*** STORED DATA

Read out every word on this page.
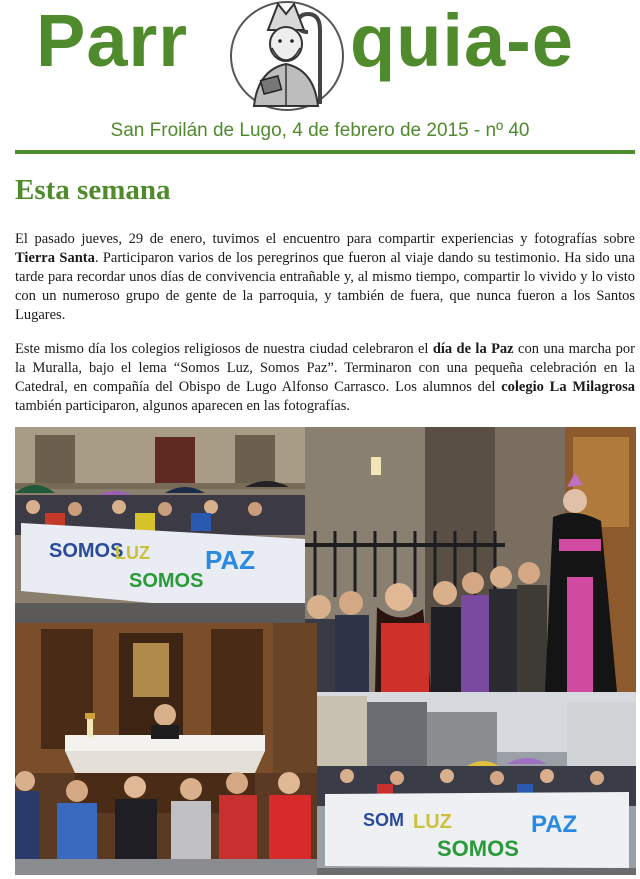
Parr quia-e
San Froilán de Lugo, 4 de febrero de 2015 - nº 40
Esta semana

El pasado jueves, 29 de enero, tuvimos el encuentro para compartir experiencias y fotografías sobre Tierra Santa. Participaron varios de los peregrinos que fueron al viaje dando su testimonio. Ha sido una tarde para recordar unos días de convivencia entrañable y, al mismo tiempo, compartir lo vivido y lo visto con un numeroso grupo de gente de la parroquia, y también de fuera, que nunca fueron a los Santos Lugares.

Este mismo día los colegios religiosos de nuestra ciudad celebraron el día de la Paz con una marcha por la Muralla, bajo el lema “Somos Luz, Somos Paz”. Terminaron con una pequeña celebración en la Catedral, en compañía del Obispo de Lugo Alfonso Carrasco. Los alumnos del colegio La Milagrosa también participaron, algunos aparecen en las fotografías.

SOMOS
LUZ PAZ
SOMOS
SOM LUZ	PAZ
SOMOS
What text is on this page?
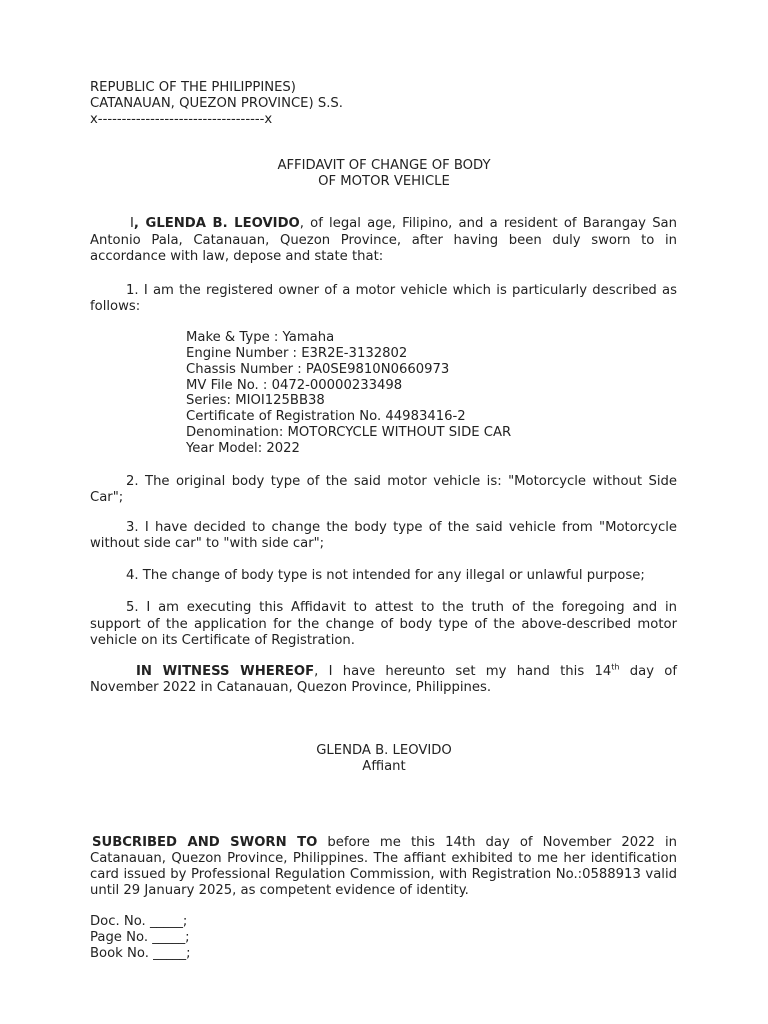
REPUBLIC OF THE PHILIPPINES)
CATANAUAN, QUEZON PROVINCE) S.S.
x-----------------------------------x
AFFIDAVIT OF CHANGE OF BODY
OF MOTOR VEHICLE
I, GLENDA B. LEOVIDO, of legal age, Filipino, and a resident of Barangay San
Antonio Pala, Catanauan, Quezon Province, after having been duly sworn to in
accordance with law, depose and state that:
1. I am the registered owner of a motor vehicle which is particularly described as
follows:
Make & Type : Yamaha
Engine Number : E3R2E-3132802
Chassis Number : PA0SE9810N0660973
MV File No. : 0472-00000233498
Series: MIOI125BB38
Certificate of Registration No. 44983416-2
Denomination: MOTORCYCLE WITHOUT SIDE CAR
Year Model: 2022
2. The original body type of the said motor vehicle is: "Motorcycle without Side
Car";
3. I have decided to change the body type of the said vehicle from "Motorcycle
without side car" to "with side car";
4. The change of body type is not intended for any illegal or unlawful purpose;
5. I am executing this Affidavit to attest to the truth of the foregoing and in
support of the application for the change of body type of the above-described motor
vehicle on its Certificate of Registration.
IN WITNESS WHEREOF, I have hereunto set my hand this 14th day of
November 2022 in Catanauan, Quezon Province, Philippines.
GLENDA B. LEOVIDO
Affiant
SUBCRIBED AND SWORN TO before me this 14th day of November 2022 in
Catanauan, Quezon Province, Philippines. The affiant exhibited to me her identification
card issued by Professional Regulation Commission, with Registration No.:0588913 valid
until 29 January 2025, as competent evidence of identity.
Doc. No. _____;
Page No. _____;
Book No. _____;
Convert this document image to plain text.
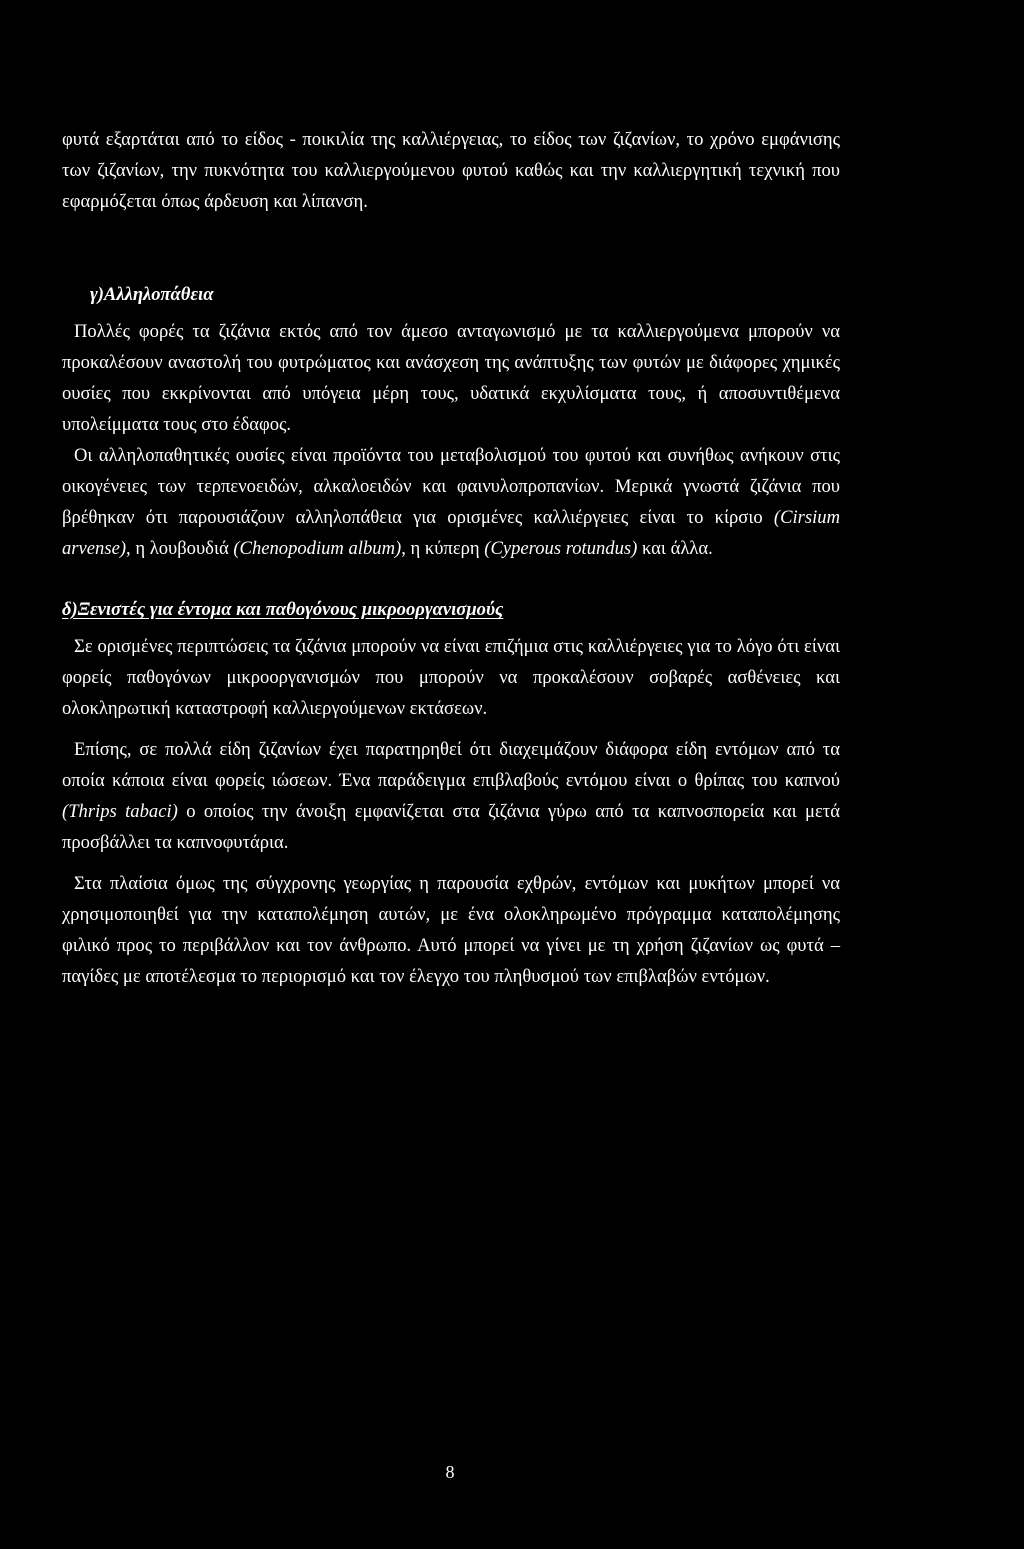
φυτά εξαρτάται από το είδος - ποικιλία της καλλιέργειας, το είδος των ζιζανίων, το χρόνο εμφάνισης των ζιζανίων, την πυκνότητα του καλλιεργούμενου φυτού καθώς και την καλλιεργητική τεχνική που εφαρμόζεται όπως άρδευση και λίπανση.

γ)Αλληλοπάθεια

Πολλές φορές τα ζιζάνια εκτός από τον άμεσο ανταγωνισμό με τα καλλιεργούμενα μπορούν να προκαλέσουν αναστολή του φυτρώματος και ανάσχεση της ανάπτυξης των φυτών με διάφορες χημικές ουσίες που εκκρίνονται από υπόγεια μέρη τους, υδατικά εκχυλίσματα τους, ή αποσυντιθέμενα υπολείμματα τους στο έδαφος.

Οι αλληλοπαθητικές ουσίες είναι προϊόντα του μεταβολισμού του φυτού και συνήθως ανήκουν στις οικογένειες των τερπενοειδών, αλκαλοειδών και φαινυλοπροπανίων. Μερικά γνωστά ζιζάνια που βρέθηκαν ότι παρουσιάζουν αλληλοπάθεια για ορισμένες καλλιέργειες είναι το κίρσιο (Cirsium arvense), η λουβουδιά (Chenopodium album), η κύπερη (Cyperous rotundus) και άλλα.

δ)Ξενιστές για έντομα και παθογόνους μικροοργανισμούς

Σε ορισμένες περιπτώσεις τα ζιζάνια μπορούν να είναι επιζήμια στις καλλιέργειες για το λόγο ότι είναι φορείς παθογόνων μικροοργανισμών που μπορούν να προκαλέσουν σοβαρές ασθένειες και ολοκληρωτική καταστροφή καλλιεργούμενων εκτάσεων.

Επίσης, σε πολλά είδη ζιζανίων έχει παρατηρηθεί ότι διαχειμάζουν διάφορα είδη εντόμων από τα οποία κάποια είναι φορείς ιώσεων. Ένα παράδειγμα επιβλαβούς εντόμου είναι ο θρίπας του καπνού (Thrips tabaci) ο οποίος την άνοιξη εμφανίζεται στα ζιζάνια γύρω από τα καπνοσπορεία και μετά προσβάλλει τα καπνοφυτάρια.

Στα πλαίσια όμως της σύγχρονης γεωργίας η παρουσία εχθρών, εντόμων και μυκήτων μπορεί να χρησιμοποιηθεί για την καταπολέμηση αυτών, με ένα ολοκληρωμένο πρόγραμμα καταπολέμησης φιλικό προς το περιβάλλον και τον άνθρωπο. Αυτό μπορεί να γίνει με τη χρήση ζιζανίων ως φυτά –παγίδες με αποτέλεσμα το περιορισμό και τον έλεγχο του πληθυσμού των επιβλαβών εντόμων.

8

******

• _WRITTEN EXERCISE_: Review the preceding data and report every line that includes the string "have".

• _ANSWER IN FULL_:
3. I have decided to change the body type of the said vehicle from "Motorcycle
IN WITNESS WHEREOF, I have hereunto set my hand this 14th day of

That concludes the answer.